### SOURCE RECORDS
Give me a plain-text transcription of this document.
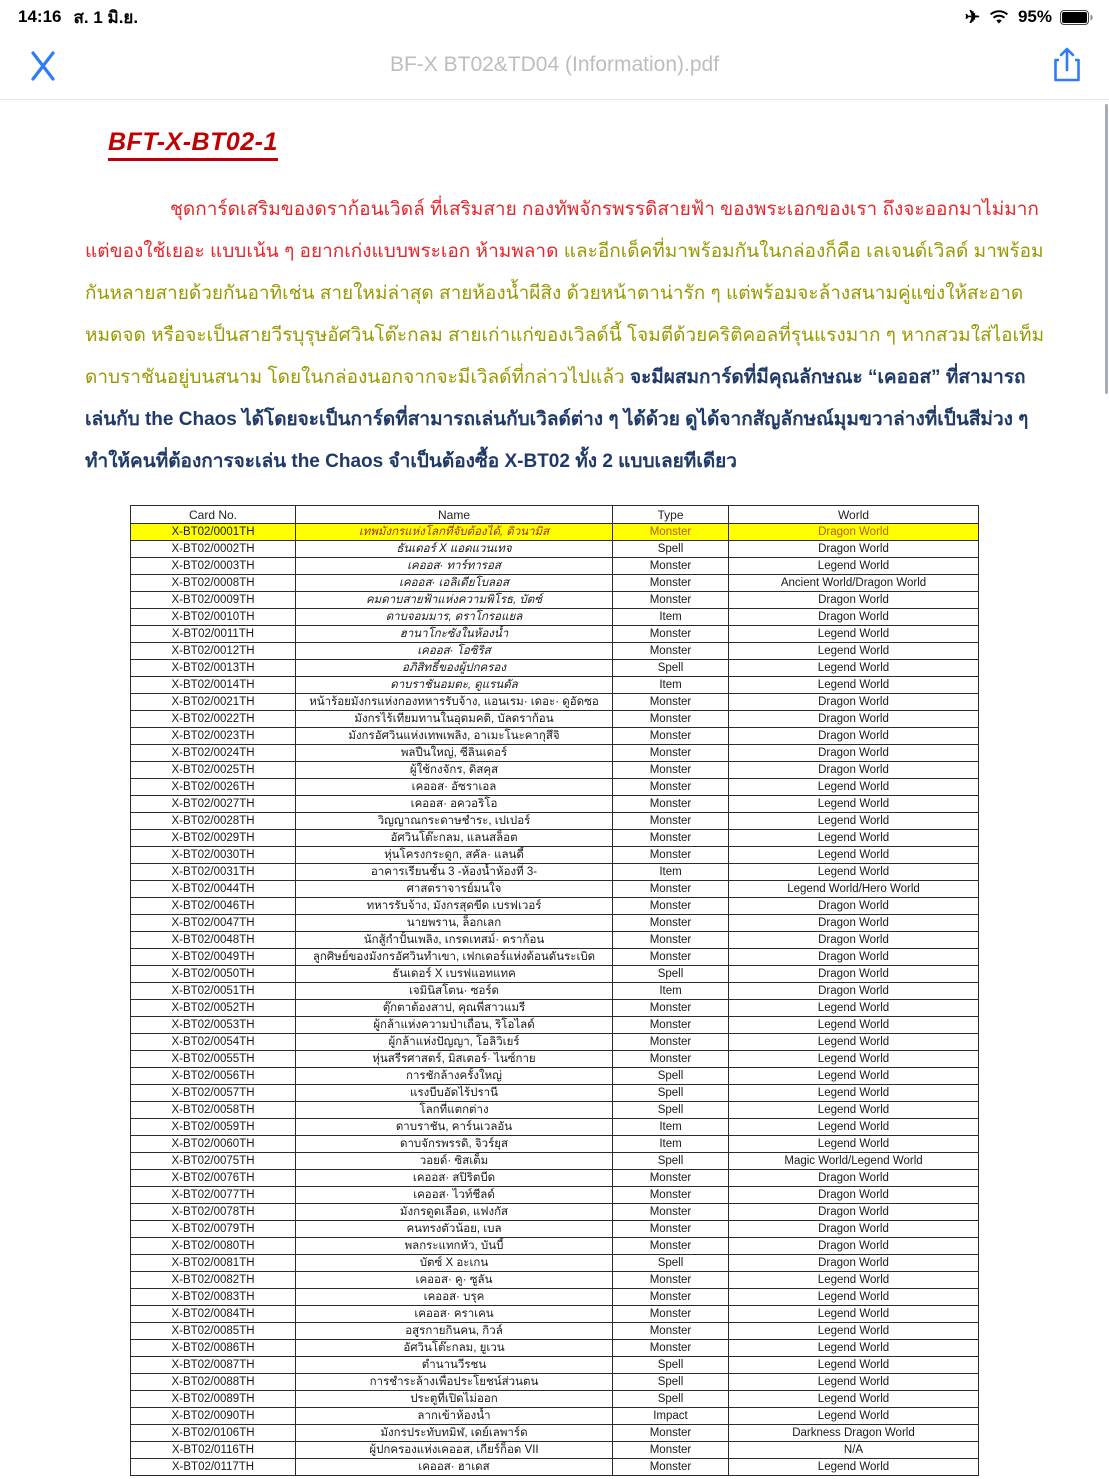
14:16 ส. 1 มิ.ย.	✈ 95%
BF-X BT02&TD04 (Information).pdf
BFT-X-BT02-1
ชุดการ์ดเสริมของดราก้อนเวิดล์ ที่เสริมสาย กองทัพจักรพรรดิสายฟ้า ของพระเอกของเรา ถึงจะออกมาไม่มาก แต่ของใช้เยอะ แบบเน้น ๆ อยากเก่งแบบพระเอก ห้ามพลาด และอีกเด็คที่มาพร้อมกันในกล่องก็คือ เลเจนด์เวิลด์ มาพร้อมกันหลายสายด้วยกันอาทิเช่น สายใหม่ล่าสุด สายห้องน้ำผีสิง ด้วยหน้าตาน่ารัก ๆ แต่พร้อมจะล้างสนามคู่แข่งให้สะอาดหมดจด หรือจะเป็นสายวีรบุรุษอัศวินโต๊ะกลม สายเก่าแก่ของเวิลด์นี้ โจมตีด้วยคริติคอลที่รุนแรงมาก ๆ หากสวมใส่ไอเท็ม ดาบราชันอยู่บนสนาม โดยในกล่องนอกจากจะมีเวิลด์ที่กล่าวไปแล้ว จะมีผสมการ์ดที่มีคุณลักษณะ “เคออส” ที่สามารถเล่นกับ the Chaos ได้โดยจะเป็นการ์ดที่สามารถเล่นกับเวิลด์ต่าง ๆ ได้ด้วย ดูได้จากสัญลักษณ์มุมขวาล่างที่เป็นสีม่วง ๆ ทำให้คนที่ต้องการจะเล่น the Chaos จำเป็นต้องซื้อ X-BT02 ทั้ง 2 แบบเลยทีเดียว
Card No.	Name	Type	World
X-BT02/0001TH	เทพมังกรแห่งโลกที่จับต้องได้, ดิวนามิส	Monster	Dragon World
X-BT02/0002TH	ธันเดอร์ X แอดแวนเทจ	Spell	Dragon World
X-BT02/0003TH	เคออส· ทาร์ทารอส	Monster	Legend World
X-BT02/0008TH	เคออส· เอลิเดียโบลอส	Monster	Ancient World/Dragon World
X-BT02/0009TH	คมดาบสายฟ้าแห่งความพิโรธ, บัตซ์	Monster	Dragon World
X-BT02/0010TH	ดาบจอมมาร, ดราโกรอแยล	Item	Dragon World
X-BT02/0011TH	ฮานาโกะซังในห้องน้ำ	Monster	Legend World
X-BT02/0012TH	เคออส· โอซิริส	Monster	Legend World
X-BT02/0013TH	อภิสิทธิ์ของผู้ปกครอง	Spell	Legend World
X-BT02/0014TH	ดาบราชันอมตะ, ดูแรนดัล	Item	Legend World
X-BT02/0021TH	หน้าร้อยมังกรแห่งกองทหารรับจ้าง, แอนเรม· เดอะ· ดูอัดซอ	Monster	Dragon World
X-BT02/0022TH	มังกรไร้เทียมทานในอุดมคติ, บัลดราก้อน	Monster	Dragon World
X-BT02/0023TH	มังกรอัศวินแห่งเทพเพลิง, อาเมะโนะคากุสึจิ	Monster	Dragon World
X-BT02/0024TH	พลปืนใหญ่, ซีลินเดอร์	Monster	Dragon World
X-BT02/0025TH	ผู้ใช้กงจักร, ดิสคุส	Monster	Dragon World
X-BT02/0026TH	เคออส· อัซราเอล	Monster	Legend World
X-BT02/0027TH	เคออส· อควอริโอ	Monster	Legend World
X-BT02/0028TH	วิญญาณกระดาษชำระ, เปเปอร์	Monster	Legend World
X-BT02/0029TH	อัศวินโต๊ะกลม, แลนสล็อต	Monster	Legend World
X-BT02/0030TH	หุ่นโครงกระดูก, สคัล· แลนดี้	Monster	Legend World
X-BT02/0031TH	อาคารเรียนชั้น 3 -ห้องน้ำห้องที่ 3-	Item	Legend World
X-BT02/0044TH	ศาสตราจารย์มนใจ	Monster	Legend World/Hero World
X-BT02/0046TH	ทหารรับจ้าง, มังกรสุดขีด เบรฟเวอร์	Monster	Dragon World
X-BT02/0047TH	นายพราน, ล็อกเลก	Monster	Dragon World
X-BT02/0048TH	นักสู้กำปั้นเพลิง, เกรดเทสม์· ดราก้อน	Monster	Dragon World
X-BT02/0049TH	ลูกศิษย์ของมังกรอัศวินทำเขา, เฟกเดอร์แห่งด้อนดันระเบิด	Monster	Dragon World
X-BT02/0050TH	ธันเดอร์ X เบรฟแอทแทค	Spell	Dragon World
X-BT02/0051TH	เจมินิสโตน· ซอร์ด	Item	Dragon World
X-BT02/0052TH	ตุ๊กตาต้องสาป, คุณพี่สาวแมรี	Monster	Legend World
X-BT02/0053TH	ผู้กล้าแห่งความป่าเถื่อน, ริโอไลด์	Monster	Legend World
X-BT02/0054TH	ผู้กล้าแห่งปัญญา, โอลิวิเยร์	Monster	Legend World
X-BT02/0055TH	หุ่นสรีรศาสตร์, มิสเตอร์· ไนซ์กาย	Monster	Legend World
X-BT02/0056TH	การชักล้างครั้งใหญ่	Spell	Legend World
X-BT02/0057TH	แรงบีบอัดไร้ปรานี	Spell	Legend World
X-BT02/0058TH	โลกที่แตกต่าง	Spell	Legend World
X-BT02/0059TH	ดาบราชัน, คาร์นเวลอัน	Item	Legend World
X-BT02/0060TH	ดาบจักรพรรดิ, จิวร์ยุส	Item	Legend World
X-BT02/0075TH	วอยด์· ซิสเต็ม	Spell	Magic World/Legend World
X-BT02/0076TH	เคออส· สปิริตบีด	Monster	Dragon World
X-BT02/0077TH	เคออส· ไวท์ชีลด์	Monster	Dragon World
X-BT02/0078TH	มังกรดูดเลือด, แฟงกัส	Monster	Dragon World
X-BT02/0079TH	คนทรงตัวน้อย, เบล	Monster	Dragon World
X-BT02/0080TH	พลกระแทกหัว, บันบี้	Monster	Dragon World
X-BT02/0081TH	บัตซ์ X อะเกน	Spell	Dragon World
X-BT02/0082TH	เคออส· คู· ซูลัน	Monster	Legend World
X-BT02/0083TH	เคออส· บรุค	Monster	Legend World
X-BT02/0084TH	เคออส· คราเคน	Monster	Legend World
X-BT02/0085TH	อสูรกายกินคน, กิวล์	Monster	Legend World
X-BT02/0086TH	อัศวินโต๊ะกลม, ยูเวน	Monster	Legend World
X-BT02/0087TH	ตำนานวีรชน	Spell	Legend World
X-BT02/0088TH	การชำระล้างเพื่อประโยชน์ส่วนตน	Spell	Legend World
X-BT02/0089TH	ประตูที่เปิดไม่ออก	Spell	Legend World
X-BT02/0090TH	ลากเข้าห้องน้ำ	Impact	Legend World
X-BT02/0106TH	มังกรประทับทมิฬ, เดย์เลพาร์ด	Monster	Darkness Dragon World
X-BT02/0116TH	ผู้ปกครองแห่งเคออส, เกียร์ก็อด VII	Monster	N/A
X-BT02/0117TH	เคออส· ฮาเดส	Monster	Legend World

### EXERCISE
Each line of the material must be retyped exactly, except that images are omitted.

### COMPLETED EXERCISE
Give me a plain-text transcription of this document.
14:16 ส. 1 มิ.ย.	✈ 95%
BF-X BT02&TD04 (Information).pdf
BFT-X-BT02-1
ชุดการ์ดเสริมของดราก้อนเวิดล์ ที่เสริมสาย กองทัพจักรพรรดิสายฟ้า ของพระเอกของเรา ถึงจะออกมาไม่มาก แต่ของใช้เยอะ แบบเน้น ๆ อยากเก่งแบบพระเอก ห้ามพลาด และอีกเด็คที่มาพร้อมกันในกล่องก็คือ เลเจนด์เวิลด์ มาพร้อมกันหลายสายด้วยกันอาทิเช่น สายใหม่ล่าสุด สายห้องน้ำผีสิง ด้วยหน้าตาน่ารัก ๆ แต่พร้อมจะล้างสนามคู่แข่งให้สะอาดหมดจด หรือจะเป็นสายวีรบุรุษอัศวินโต๊ะกลม สายเก่าแก่ของเวิลด์นี้ โจมตีด้วยคริติคอลที่รุนแรงมาก ๆ หากสวมใส่ไอเท็ม ดาบราชันอยู่บนสนาม โดยในกล่องนอกจากจะมีเวิลด์ที่กล่าวไปแล้ว จะมีผสมการ์ดที่มีคุณลักษณะ “เคออส” ที่สามารถเล่นกับ the Chaos ได้โดยจะเป็นการ์ดที่สามารถเล่นกับเวิลด์ต่าง ๆ ได้ด้วย ดูได้จากสัญลักษณ์มุมขวาล่างที่เป็นสีม่วง ๆ ทำให้คนที่ต้องการจะเล่น the Chaos จำเป็นต้องซื้อ X-BT02 ทั้ง 2 แบบเลยทีเดียว
Card No.	Name	Type	World
X-BT02/0001TH	เทพมังกรแห่งโลกที่จับต้องได้, ดิวนามิส	Monster	Dragon World
X-BT02/0002TH	ธันเดอร์ X แอดแวนเทจ	Spell	Dragon World
X-BT02/0003TH	เคออส· ทาร์ทารอส	Monster	Legend World
X-BT02/0008TH	เคออส· เอลิเดียโบลอส	Monster	Ancient World/Dragon World
X-BT02/0009TH	คมดาบสายฟ้าแห่งความพิโรธ, บัตซ์	Monster	Dragon World
X-BT02/0010TH	ดาบจอมมาร, ดราโกรอแยล	Item	Dragon World
X-BT02/0011TH	ฮานาโกะซังในห้องน้ำ	Monster	Legend World
X-BT02/0012TH	เคออส· โอซิริส	Monster	Legend World
X-BT02/0013TH	อภิสิทธิ์ของผู้ปกครอง	Spell	Legend World
X-BT02/0014TH	ดาบราชันอมตะ, ดูแรนดัล	Item	Legend World
X-BT02/0021TH	หน้าร้อยมังกรแห่งกองทหารรับจ้าง, แอนเรม· เดอะ· ดูอัดซอ	Monster	Dragon World
X-BT02/0022TH	มังกรไร้เทียมทานในอุดมคติ, บัลดราก้อน	Monster	Dragon World
X-BT02/0023TH	มังกรอัศวินแห่งเทพเพลิง, อาเมะโนะคากุสึจิ	Monster	Dragon World
X-BT02/0024TH	พลปืนใหญ่, ซีลินเดอร์	Monster	Dragon World
X-BT02/0025TH	ผู้ใช้กงจักร, ดิสคุส	Monster	Dragon World
X-BT02/0026TH	เคออส· อัซราเอล	Monster	Legend World
X-BT02/0027TH	เคออส· อควอริโอ	Monster	Legend World
X-BT02/0028TH	วิญญาณกระดาษชำระ, เปเปอร์	Monster	Legend World
X-BT02/0029TH	อัศวินโต๊ะกลม, แลนสล็อต	Monster	Legend World
X-BT02/0030TH	หุ่นโครงกระดูก, สคัล· แลนดี้	Monster	Legend World
X-BT02/0031TH	อาคารเรียนชั้น 3 -ห้องน้ำห้องที่ 3-	Item	Legend World
X-BT02/0044TH	ศาสตราจารย์มนใจ	Monster	Legend World/Hero World
X-BT02/0046TH	ทหารรับจ้าง, มังกรสุดขีด เบรฟเวอร์	Monster	Dragon World
X-BT02/0047TH	นายพราน, ล็อกเลก	Monster	Dragon World
X-BT02/0048TH	นักสู้กำปั้นเพลิง, เกรดเทสม์· ดราก้อน	Monster	Dragon World
X-BT02/0049TH	ลูกศิษย์ของมังกรอัศวินทำเขา, เฟกเดอร์แห่งด้อนดันระเบิด	Monster	Dragon World
X-BT02/0050TH	ธันเดอร์ X เบรฟแอทแทค	Spell	Dragon World
X-BT02/0051TH	เจมินิสโตน· ซอร์ด	Item	Dragon World
X-BT02/0052TH	ตุ๊กตาต้องสาป, คุณพี่สาวแมรี	Monster	Legend World
X-BT02/0053TH	ผู้กล้าแห่งความป่าเถื่อน, ริโอไลด์	Monster	Legend World
X-BT02/0054TH	ผู้กล้าแห่งปัญญา, โอลิวิเยร์	Monster	Legend World
X-BT02/0055TH	หุ่นสรีรศาสตร์, มิสเตอร์· ไนซ์กาย	Monster	Legend World
X-BT02/0056TH	การชักล้างครั้งใหญ่	Spell	Legend World
X-BT02/0057TH	แรงบีบอัดไร้ปรานี	Spell	Legend World
X-BT02/0058TH	โลกที่แตกต่าง	Spell	Legend World
X-BT02/0059TH	ดาบราชัน, คาร์นเวลอัน	Item	Legend World
X-BT02/0060TH	ดาบจักรพรรดิ, จิวร์ยุส	Item	Legend World
X-BT02/0075TH	วอยด์· ซิสเต็ม	Spell	Magic World/Legend World
X-BT02/0076TH	เคออส· สปิริตบีด	Monster	Dragon World
X-BT02/0077TH	เคออส· ไวท์ชีลด์	Monster	Dragon World
X-BT02/0078TH	มังกรดูดเลือด, แฟงกัส	Monster	Dragon World
X-BT02/0079TH	คนทรงตัวน้อย, เบล	Monster	Dragon World
X-BT02/0080TH	พลกระแทกหัว, บันบี้	Monster	Dragon World
X-BT02/0081TH	บัตซ์ X อะเกน	Spell	Dragon World
X-BT02/0082TH	เคออส· คู· ซูลัน	Monster	Legend World
X-BT02/0083TH	เคออส· บรุค	Monster	Legend World
X-BT02/0084TH	เคออส· คราเคน	Monster	Legend World
X-BT02/0085TH	อสูรกายกินคน, กิวล์	Monster	Legend World
X-BT02/0086TH	อัศวินโต๊ะกลม, ยูเวน	Monster	Legend World
X-BT02/0087TH	ตำนานวีรชน	Spell	Legend World
X-BT02/0088TH	การชำระล้างเพื่อประโยชน์ส่วนตน	Spell	Legend World
X-BT02/0089TH	ประตูที่เปิดไม่ออก	Spell	Legend World
X-BT02/0090TH	ลากเข้าห้องน้ำ	Impact	Legend World
X-BT02/0106TH	มังกรประทับทมิฬ, เดย์เลพาร์ด	Monster	Darkness Dragon World
X-BT02/0116TH	ผู้ปกครองแห่งเคออส, เกียร์ก็อด VII	Monster	N/A
X-BT02/0117TH	เคออส· ฮาเดส	Monster	Legend World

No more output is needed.